▸ Exercise requirements:
Go through the lines below and copy each one that holds the string "colors".

▸ Material to process:
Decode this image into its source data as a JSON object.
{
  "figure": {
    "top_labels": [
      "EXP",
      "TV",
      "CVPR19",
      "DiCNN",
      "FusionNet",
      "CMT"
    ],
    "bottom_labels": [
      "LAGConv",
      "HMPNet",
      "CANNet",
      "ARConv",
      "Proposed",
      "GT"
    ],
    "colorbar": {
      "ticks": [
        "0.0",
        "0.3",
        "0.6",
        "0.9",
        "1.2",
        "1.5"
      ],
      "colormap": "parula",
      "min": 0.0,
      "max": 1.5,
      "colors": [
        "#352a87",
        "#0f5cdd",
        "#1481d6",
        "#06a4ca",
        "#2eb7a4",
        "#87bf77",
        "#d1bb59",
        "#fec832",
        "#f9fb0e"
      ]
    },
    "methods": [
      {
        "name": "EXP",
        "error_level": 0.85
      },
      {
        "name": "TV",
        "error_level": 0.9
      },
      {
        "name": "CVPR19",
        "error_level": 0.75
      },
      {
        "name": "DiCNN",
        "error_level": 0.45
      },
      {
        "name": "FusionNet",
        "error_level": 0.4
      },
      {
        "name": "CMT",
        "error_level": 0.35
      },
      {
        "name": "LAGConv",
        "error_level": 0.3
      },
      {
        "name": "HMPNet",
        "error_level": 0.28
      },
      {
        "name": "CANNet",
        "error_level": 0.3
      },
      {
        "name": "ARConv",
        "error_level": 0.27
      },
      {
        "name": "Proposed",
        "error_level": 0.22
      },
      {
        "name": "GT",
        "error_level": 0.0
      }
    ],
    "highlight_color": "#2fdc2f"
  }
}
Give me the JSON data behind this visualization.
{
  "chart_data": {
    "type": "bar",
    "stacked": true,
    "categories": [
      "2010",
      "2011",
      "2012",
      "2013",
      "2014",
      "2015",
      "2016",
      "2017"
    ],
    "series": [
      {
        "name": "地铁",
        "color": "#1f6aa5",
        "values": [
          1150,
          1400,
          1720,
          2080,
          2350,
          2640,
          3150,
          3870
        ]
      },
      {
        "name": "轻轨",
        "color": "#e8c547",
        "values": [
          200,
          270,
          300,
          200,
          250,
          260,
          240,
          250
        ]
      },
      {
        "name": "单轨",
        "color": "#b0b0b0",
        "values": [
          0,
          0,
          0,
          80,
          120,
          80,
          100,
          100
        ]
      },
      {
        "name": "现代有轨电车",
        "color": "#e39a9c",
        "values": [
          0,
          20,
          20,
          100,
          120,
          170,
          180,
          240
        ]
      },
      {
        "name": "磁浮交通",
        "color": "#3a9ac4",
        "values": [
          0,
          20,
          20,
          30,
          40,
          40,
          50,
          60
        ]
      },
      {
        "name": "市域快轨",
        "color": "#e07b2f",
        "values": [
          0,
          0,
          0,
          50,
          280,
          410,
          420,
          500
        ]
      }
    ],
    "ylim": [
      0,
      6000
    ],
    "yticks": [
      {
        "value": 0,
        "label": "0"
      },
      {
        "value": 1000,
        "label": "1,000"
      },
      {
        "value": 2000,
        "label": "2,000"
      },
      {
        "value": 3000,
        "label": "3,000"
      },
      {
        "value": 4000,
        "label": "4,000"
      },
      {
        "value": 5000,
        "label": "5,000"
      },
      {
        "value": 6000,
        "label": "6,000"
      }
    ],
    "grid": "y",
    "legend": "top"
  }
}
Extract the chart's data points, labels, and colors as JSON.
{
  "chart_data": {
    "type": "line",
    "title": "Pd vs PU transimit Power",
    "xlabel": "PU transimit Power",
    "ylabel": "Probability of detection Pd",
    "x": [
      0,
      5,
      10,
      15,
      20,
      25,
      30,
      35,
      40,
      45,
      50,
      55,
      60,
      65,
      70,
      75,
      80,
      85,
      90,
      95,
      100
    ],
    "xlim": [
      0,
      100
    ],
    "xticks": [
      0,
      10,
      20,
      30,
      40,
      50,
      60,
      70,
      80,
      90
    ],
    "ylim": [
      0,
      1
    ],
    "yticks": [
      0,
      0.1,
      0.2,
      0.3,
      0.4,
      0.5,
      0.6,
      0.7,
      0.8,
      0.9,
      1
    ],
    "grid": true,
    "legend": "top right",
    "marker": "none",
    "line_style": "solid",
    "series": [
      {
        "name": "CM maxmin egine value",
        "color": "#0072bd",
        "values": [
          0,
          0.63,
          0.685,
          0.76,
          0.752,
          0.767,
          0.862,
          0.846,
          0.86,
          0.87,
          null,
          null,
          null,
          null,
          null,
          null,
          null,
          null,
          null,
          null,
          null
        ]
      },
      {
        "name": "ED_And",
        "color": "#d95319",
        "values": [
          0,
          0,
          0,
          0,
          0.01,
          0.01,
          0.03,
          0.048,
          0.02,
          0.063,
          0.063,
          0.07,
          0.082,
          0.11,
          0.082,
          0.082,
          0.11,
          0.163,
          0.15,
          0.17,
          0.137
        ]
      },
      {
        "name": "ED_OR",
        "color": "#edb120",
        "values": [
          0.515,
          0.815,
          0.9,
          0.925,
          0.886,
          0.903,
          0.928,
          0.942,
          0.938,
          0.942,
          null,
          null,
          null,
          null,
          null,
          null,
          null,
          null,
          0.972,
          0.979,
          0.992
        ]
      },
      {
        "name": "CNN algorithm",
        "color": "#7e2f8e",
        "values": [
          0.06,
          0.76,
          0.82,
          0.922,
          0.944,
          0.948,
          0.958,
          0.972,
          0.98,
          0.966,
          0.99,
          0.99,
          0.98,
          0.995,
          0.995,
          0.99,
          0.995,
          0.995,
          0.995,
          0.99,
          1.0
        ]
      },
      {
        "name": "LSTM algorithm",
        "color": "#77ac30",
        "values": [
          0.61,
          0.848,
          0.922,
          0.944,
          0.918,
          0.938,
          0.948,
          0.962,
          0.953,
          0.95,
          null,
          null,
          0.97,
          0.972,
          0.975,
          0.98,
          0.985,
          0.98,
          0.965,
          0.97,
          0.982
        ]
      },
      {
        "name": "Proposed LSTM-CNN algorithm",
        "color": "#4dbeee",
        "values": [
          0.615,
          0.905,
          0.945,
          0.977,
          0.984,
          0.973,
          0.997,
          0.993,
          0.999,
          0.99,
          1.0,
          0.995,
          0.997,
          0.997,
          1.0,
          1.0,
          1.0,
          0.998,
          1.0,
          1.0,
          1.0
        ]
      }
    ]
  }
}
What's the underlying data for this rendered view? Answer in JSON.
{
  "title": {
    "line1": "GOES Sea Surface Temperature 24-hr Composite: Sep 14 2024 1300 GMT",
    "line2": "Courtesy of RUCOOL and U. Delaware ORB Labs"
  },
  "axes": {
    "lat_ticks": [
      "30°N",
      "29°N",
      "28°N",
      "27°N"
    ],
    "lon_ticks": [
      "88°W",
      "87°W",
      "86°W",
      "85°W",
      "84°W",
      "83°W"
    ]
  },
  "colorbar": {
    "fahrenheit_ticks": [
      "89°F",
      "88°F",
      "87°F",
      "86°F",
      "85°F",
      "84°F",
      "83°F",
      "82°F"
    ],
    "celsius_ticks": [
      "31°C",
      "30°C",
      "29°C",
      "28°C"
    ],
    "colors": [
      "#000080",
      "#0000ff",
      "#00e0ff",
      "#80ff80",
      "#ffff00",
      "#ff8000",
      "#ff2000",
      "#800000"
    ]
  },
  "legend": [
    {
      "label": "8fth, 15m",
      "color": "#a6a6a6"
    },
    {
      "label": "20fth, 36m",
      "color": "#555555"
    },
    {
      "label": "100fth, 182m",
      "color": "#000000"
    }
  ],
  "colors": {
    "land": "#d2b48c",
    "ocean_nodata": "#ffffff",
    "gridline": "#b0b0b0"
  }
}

▸ Exercise result:
      "colors": [
Extract the chart's data points, labels, and colors as JSON.
    "colors": [
  "colors": {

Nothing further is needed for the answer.